RECORDS PROVIDED:
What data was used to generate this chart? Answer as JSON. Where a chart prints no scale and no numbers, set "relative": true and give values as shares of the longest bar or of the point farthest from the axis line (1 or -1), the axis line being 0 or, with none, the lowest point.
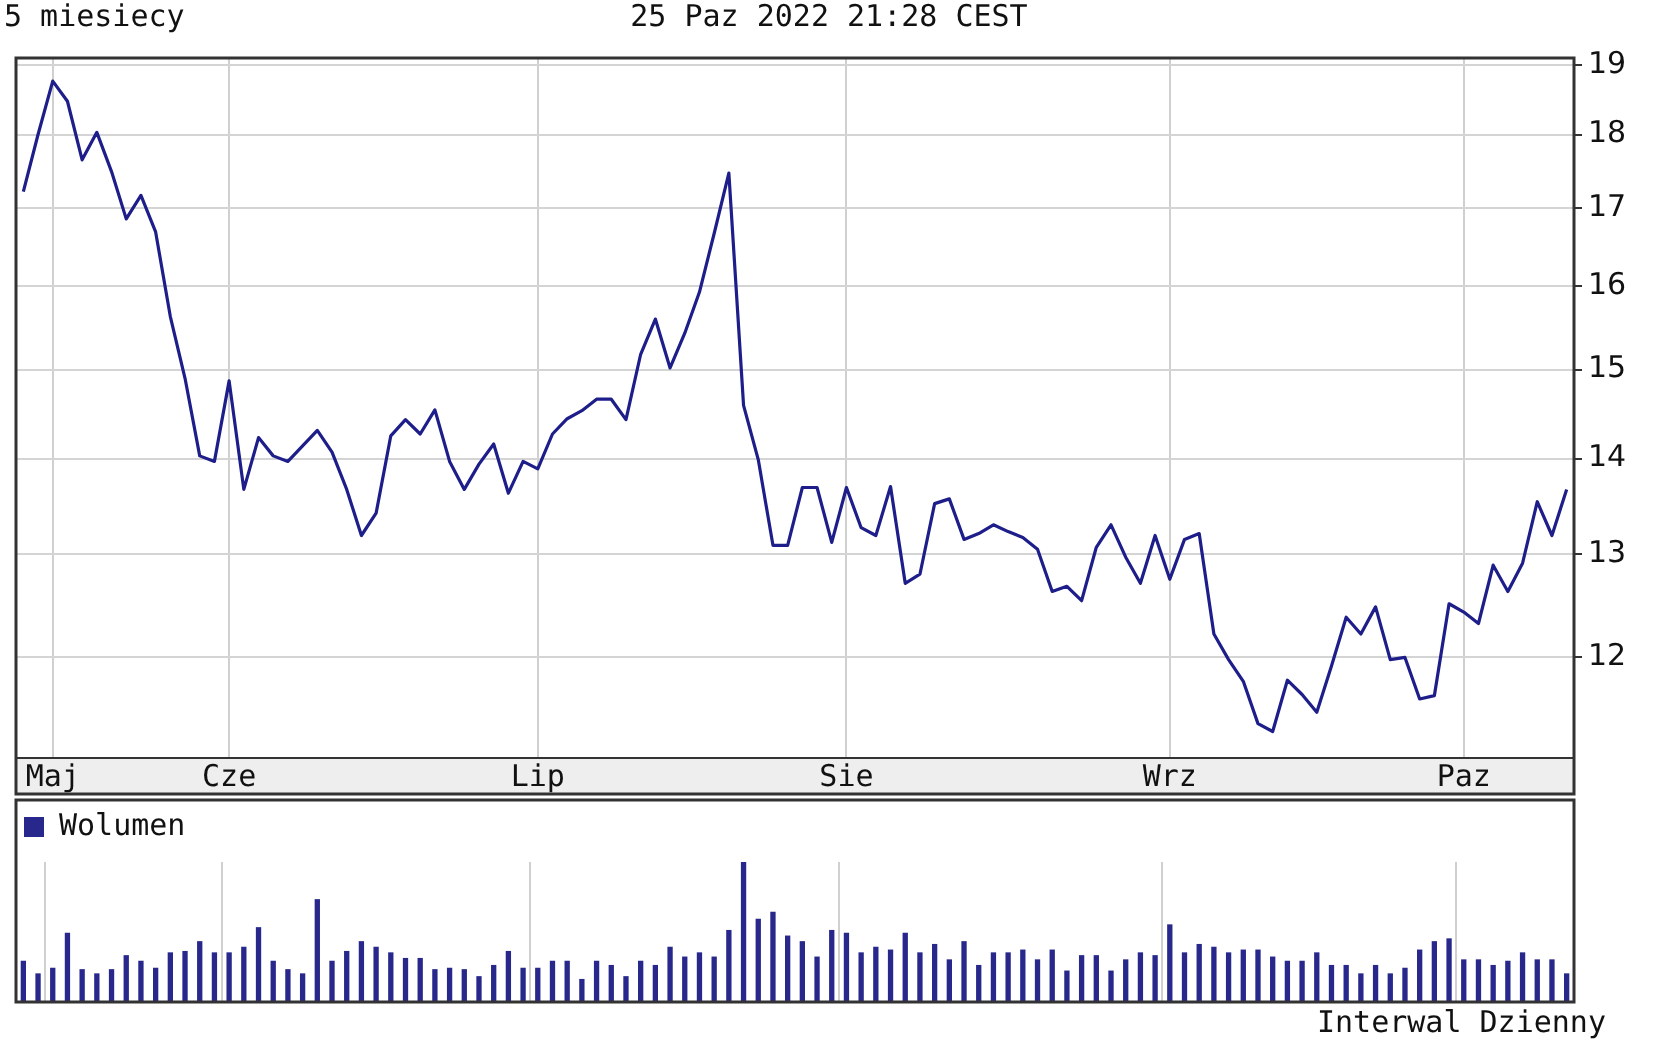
{
  "chart_data": [
    {
      "type": "line",
      "title": "5 miesiecy",
      "subtitle": "25 Paz 2022 21:28 CEST",
      "categories": [
        null,
        null,
        "Maj",
        null,
        null,
        null,
        null,
        null,
        null,
        null,
        null,
        null,
        null,
        null,
        "Cze",
        null,
        null,
        null,
        null,
        null,
        null,
        null,
        null,
        null,
        null,
        null,
        null,
        null,
        null,
        null,
        null,
        null,
        null,
        null,
        null,
        "Lip",
        null,
        null,
        null,
        null,
        null,
        null,
        null,
        null,
        null,
        null,
        null,
        null,
        null,
        null,
        null,
        null,
        null,
        null,
        null,
        null,
        "Sie",
        null,
        null,
        null,
        null,
        null,
        null,
        null,
        null,
        null,
        null,
        null,
        null,
        null,
        null,
        null,
        null,
        null,
        null,
        null,
        null,
        null,
        "Wrz",
        null,
        null,
        null,
        null,
        null,
        null,
        null,
        null,
        null,
        null,
        null,
        null,
        null,
        null,
        null,
        null,
        null,
        null,
        null,
        "Paz",
        null,
        null,
        null,
        null,
        null,
        null,
        null
      ],
      "series": [
        {
          "color": "#1e1e8a",
          "values": [
            17.22,
            18.0,
            18.76,
            18.47,
            17.65,
            18.03,
            17.49,
            16.86,
            17.17,
            16.69,
            15.63,
            14.9,
            14.03,
            13.97,
            14.87,
            13.67,
            14.23,
            14.03,
            13.97,
            14.14,
            14.31,
            14.07,
            13.67,
            13.19,
            13.42,
            14.25,
            14.43,
            14.27,
            14.54,
            13.97,
            13.67,
            13.94,
            14.16,
            13.63,
            13.97,
            13.89,
            14.27,
            14.44,
            14.53,
            14.66,
            14.66,
            14.43,
            15.18,
            15.6,
            15.02,
            15.43,
            15.93,
            16.67,
            17.47,
            14.59,
            13.99,
            13.09,
            13.09,
            13.69,
            13.69,
            13.12,
            13.69,
            13.27,
            13.19,
            13.7,
            12.71,
            12.8,
            13.52,
            13.57,
            13.15,
            13.21,
            13.3,
            13.23,
            13.17,
            13.05,
            12.63,
            12.68,
            12.54,
            13.07,
            13.3,
            12.97,
            12.71,
            13.19,
            12.75,
            13.15,
            13.21,
            12.22,
            11.98,
            11.78,
            11.4,
            11.33,
            11.79,
            11.66,
            11.5,
            11.92,
            12.38,
            12.22,
            12.48,
            11.98,
            12.0,
            11.62,
            11.65,
            12.51,
            12.43,
            12.32,
            12.89,
            12.63,
            12.91,
            13.54,
            13.19,
            13.67
          ]
        }
      ],
      "ylim": [
        11.1,
        19.1
      ],
      "yticks": [
        12,
        13,
        14,
        15,
        16,
        17,
        18,
        19
      ],
      "log": true,
      "grid": true
    },
    {
      "type": "bar",
      "relative": true,
      "legend": "top left",
      "tick_labels": false,
      "grid": "x",
      "annotations": [
        "Interwal Dzienny"
      ],
      "categories": [
        null,
        null,
        null,
        null,
        null,
        null,
        null,
        null,
        null,
        null,
        null,
        null,
        null,
        null,
        null,
        null,
        null,
        null,
        null,
        null,
        null,
        null,
        null,
        null,
        null,
        null,
        null,
        null,
        null,
        null,
        null,
        null,
        null,
        null,
        null,
        null,
        null,
        null,
        null,
        null,
        null,
        null,
        null,
        null,
        null,
        null,
        null,
        null,
        null,
        null,
        null,
        null,
        null,
        null,
        null,
        null,
        null,
        null,
        null,
        null,
        null,
        null,
        null,
        null,
        null,
        null,
        null,
        null,
        null,
        null,
        null,
        null,
        null,
        null,
        null,
        null,
        null,
        null,
        null,
        null,
        null,
        null,
        null,
        null,
        null,
        null,
        null,
        null,
        null,
        null,
        null,
        null,
        null,
        null,
        null,
        null,
        null,
        null,
        null,
        null,
        null,
        null,
        null,
        null,
        null,
        null
      ],
      "series": [
        {
          "name": "Wolumen",
          "color": "#28288c",
          "values": [
            0.29,
            0.2,
            0.24,
            0.49,
            0.23,
            0.2,
            0.23,
            0.33,
            0.29,
            0.24,
            0.35,
            0.36,
            0.43,
            0.35,
            0.35,
            0.39,
            0.53,
            0.29,
            0.23,
            0.2,
            0.73,
            0.29,
            0.36,
            0.43,
            0.39,
            0.35,
            0.31,
            0.31,
            0.23,
            0.24,
            0.23,
            0.18,
            0.26,
            0.36,
            0.24,
            0.24,
            0.29,
            0.29,
            0.16,
            0.29,
            0.26,
            0.18,
            0.29,
            0.26,
            0.39,
            0.32,
            0.35,
            0.32,
            0.51,
            1,
            0.59,
            0.64,
            0.47,
            0.43,
            0.32,
            0.51,
            0.49,
            0.35,
            0.39,
            0.37,
            0.49,
            0.35,
            0.41,
            0.3,
            0.43,
            0.26,
            0.35,
            0.35,
            0.37,
            0.3,
            0.37,
            0.22,
            0.33,
            0.33,
            0.22,
            0.3,
            0.35,
            0.33,
            0.55,
            0.35,
            0.41,
            0.39,
            0.35,
            0.37,
            0.37,
            0.32,
            0.29,
            0.29,
            0.35,
            0.26,
            0.26,
            0.2,
            0.26,
            0.2,
            0.24,
            0.37,
            0.43,
            0.45,
            0.3,
            0.3,
            0.26,
            0.29,
            0.35,
            0.3,
            0.3,
            0.2
          ]
        }
      ]
    }
  ]
}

SET TASK:
Leave out all images, then reproduce the entries above exactly.

SOLUTION TO THIS PROBLEM:
What data was used to generate this chart? Answer as JSON. Where a chart prints no scale and no numbers, set "relative": true and give values as shares of the longest bar or of the point farthest from the axis line (1 or -1), the axis line being 0 or, with none, the lowest point.
{
  "chart_data": [
    {
      "type": "line",
      "title": "5 miesiecy",
      "subtitle": "25 Paz 2022 21:28 CEST",
      "categories": [
        null,
        null,
        "Maj",
        null,
        null,
        null,
        null,
        null,
        null,
        null,
        null,
        null,
        null,
        null,
        "Cze",
        null,
        null,
        null,
        null,
        null,
        null,
        null,
        null,
        null,
        null,
        null,
        null,
        null,
        null,
        null,
        null,
        null,
        null,
        null,
        null,
        "Lip",
        null,
        null,
        null,
        null,
        null,
        null,
        null,
        null,
        null,
        null,
        null,
        null,
        null,
        null,
        null,
        null,
        null,
        null,
        null,
        null,
        "Sie",
        null,
        null,
        null,
        null,
        null,
        null,
        null,
        null,
        null,
        null,
        null,
        null,
        null,
        null,
        null,
        null,
        null,
        null,
        null,
        null,
        null,
        "Wrz",
        null,
        null,
        null,
        null,
        null,
        null,
        null,
        null,
        null,
        null,
        null,
        null,
        null,
        null,
        null,
        null,
        null,
        null,
        null,
        "Paz",
        null,
        null,
        null,
        null,
        null,
        null,
        null
      ],
      "series": [
        {
          "color": "#1e1e8a",
          "values": [
            17.22,
            18.0,
            18.76,
            18.47,
            17.65,
            18.03,
            17.49,
            16.86,
            17.17,
            16.69,
            15.63,
            14.9,
            14.03,
            13.97,
            14.87,
            13.67,
            14.23,
            14.03,
            13.97,
            14.14,
            14.31,
            14.07,
            13.67,
            13.19,
            13.42,
            14.25,
            14.43,
            14.27,
            14.54,
            13.97,
            13.67,
            13.94,
            14.16,
            13.63,
            13.97,
            13.89,
            14.27,
            14.44,
            14.53,
            14.66,
            14.66,
            14.43,
            15.18,
            15.6,
            15.02,
            15.43,
            15.93,
            16.67,
            17.47,
            14.59,
            13.99,
            13.09,
            13.09,
            13.69,
            13.69,
            13.12,
            13.69,
            13.27,
            13.19,
            13.7,
            12.71,
            12.8,
            13.52,
            13.57,
            13.15,
            13.21,
            13.3,
            13.23,
            13.17,
            13.05,
            12.63,
            12.68,
            12.54,
            13.07,
            13.3,
            12.97,
            12.71,
            13.19,
            12.75,
            13.15,
            13.21,
            12.22,
            11.98,
            11.78,
            11.4,
            11.33,
            11.79,
            11.66,
            11.5,
            11.92,
            12.38,
            12.22,
            12.48,
            11.98,
            12.0,
            11.62,
            11.65,
            12.51,
            12.43,
            12.32,
            12.89,
            12.63,
            12.91,
            13.54,
            13.19,
            13.67
          ]
        }
      ],
      "ylim": [
        11.1,
        19.1
      ],
      "yticks": [
        12,
        13,
        14,
        15,
        16,
        17,
        18,
        19
      ],
      "log": true,
      "grid": true
    },
    {
      "type": "bar",
      "relative": true,
      "legend": "top left",
      "tick_labels": false,
      "grid": "x",
      "annotations": [
        "Interwal Dzienny"
      ],
      "categories": [
        null,
        null,
        null,
        null,
        null,
        null,
        null,
        null,
        null,
        null,
        null,
        null,
        null,
        null,
        null,
        null,
        null,
        null,
        null,
        null,
        null,
        null,
        null,
        null,
        null,
        null,
        null,
        null,
        null,
        null,
        null,
        null,
        null,
        null,
        null,
        null,
        null,
        null,
        null,
        null,
        null,
        null,
        null,
        null,
        null,
        null,
        null,
        null,
        null,
        null,
        null,
        null,
        null,
        null,
        null,
        null,
        null,
        null,
        null,
        null,
        null,
        null,
        null,
        null,
        null,
        null,
        null,
        null,
        null,
        null,
        null,
        null,
        null,
        null,
        null,
        null,
        null,
        null,
        null,
        null,
        null,
        null,
        null,
        null,
        null,
        null,
        null,
        null,
        null,
        null,
        null,
        null,
        null,
        null,
        null,
        null,
        null,
        null,
        null,
        null,
        null,
        null,
        null,
        null,
        null,
        null
      ],
      "series": [
        {
          "name": "Wolumen",
          "color": "#28288c",
          "values": [
            0.29,
            0.2,
            0.24,
            0.49,
            0.23,
            0.2,
            0.23,
            0.33,
            0.29,
            0.24,
            0.35,
            0.36,
            0.43,
            0.35,
            0.35,
            0.39,
            0.53,
            0.29,
            0.23,
            0.2,
            0.73,
            0.29,
            0.36,
            0.43,
            0.39,
            0.35,
            0.31,
            0.31,
            0.23,
            0.24,
            0.23,
            0.18,
            0.26,
            0.36,
            0.24,
            0.24,
            0.29,
            0.29,
            0.16,
            0.29,
            0.26,
            0.18,
            0.29,
            0.26,
            0.39,
            0.32,
            0.35,
            0.32,
            0.51,
            1,
            0.59,
            0.64,
            0.47,
            0.43,
            0.32,
            0.51,
            0.49,
            0.35,
            0.39,
            0.37,
            0.49,
            0.35,
            0.41,
            0.3,
            0.43,
            0.26,
            0.35,
            0.35,
            0.37,
            0.3,
            0.37,
            0.22,
            0.33,
            0.33,
            0.22,
            0.3,
            0.35,
            0.33,
            0.55,
            0.35,
            0.41,
            0.39,
            0.35,
            0.37,
            0.37,
            0.32,
            0.29,
            0.29,
            0.35,
            0.26,
            0.26,
            0.2,
            0.26,
            0.2,
            0.24,
            0.37,
            0.43,
            0.45,
            0.3,
            0.3,
            0.26,
            0.29,
            0.35,
            0.3,
            0.3,
            0.2
          ]
        }
      ]
    }
  ]
}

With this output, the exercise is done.